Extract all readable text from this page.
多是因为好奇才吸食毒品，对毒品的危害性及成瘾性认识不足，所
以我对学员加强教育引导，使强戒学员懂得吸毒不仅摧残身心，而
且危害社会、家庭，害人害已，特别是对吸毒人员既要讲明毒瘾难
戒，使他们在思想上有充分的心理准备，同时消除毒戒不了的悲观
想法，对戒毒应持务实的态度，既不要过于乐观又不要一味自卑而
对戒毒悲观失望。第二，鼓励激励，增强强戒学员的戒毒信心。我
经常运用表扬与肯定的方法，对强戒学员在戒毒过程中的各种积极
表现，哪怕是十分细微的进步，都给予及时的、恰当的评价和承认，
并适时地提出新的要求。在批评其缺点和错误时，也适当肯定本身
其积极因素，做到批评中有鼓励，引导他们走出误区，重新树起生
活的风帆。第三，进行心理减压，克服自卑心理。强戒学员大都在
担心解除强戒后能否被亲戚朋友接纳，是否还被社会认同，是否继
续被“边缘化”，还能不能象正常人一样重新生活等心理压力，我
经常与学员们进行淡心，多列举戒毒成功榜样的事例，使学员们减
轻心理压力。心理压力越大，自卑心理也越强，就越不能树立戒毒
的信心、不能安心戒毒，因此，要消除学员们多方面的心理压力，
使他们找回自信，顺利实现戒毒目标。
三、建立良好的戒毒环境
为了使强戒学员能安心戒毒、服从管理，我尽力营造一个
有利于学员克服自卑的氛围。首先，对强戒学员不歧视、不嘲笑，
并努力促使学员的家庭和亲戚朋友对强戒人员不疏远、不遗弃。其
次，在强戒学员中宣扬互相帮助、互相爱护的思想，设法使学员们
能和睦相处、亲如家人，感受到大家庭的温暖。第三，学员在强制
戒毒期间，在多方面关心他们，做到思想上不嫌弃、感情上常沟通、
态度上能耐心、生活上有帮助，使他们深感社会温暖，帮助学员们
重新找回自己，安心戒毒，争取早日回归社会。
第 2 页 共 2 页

## PROBLEM TO WORK ON
Make an exact copy of every line in the data.

## COMPLETED TASK
Extract all readable text from this page.
多是因为好奇才吸食毒品，对毒品的危害性及成瘾性认识不足，所
以我对学员加强教育引导，使强戒学员懂得吸毒不仅摧残身心，而
且危害社会、家庭，害人害已，特别是对吸毒人员既要讲明毒瘾难
戒，使他们在思想上有充分的心理准备，同时消除毒戒不了的悲观
想法，对戒毒应持务实的态度，既不要过于乐观又不要一味自卑而
对戒毒悲观失望。第二，鼓励激励，增强强戒学员的戒毒信心。我
经常运用表扬与肯定的方法，对强戒学员在戒毒过程中的各种积极
表现，哪怕是十分细微的进步，都给予及时的、恰当的评价和承认，
并适时地提出新的要求。在批评其缺点和错误时，也适当肯定本身
其积极因素，做到批评中有鼓励，引导他们走出误区，重新树起生
活的风帆。第三，进行心理减压，克服自卑心理。强戒学员大都在
担心解除强戒后能否被亲戚朋友接纳，是否还被社会认同，是否继
续被“边缘化”，还能不能象正常人一样重新生活等心理压力，我
经常与学员们进行淡心，多列举戒毒成功榜样的事例，使学员们减
轻心理压力。心理压力越大，自卑心理也越强，就越不能树立戒毒
的信心、不能安心戒毒，因此，要消除学员们多方面的心理压力，
使他们找回自信，顺利实现戒毒目标。
三、建立良好的戒毒环境
为了使强戒学员能安心戒毒、服从管理，我尽力营造一个
有利于学员克服自卑的氛围。首先，对强戒学员不歧视、不嘲笑，
并努力促使学员的家庭和亲戚朋友对强戒人员不疏远、不遗弃。其
次，在强戒学员中宣扬互相帮助、互相爱护的思想，设法使学员们
能和睦相处、亲如家人，感受到大家庭的温暖。第三，学员在强制
戒毒期间，在多方面关心他们，做到思想上不嫌弃、感情上常沟通、
态度上能耐心、生活上有帮助，使他们深感社会温暖，帮助学员们
重新找回自己，安心戒毒，争取早日回归社会。
第 2 页 共 2 页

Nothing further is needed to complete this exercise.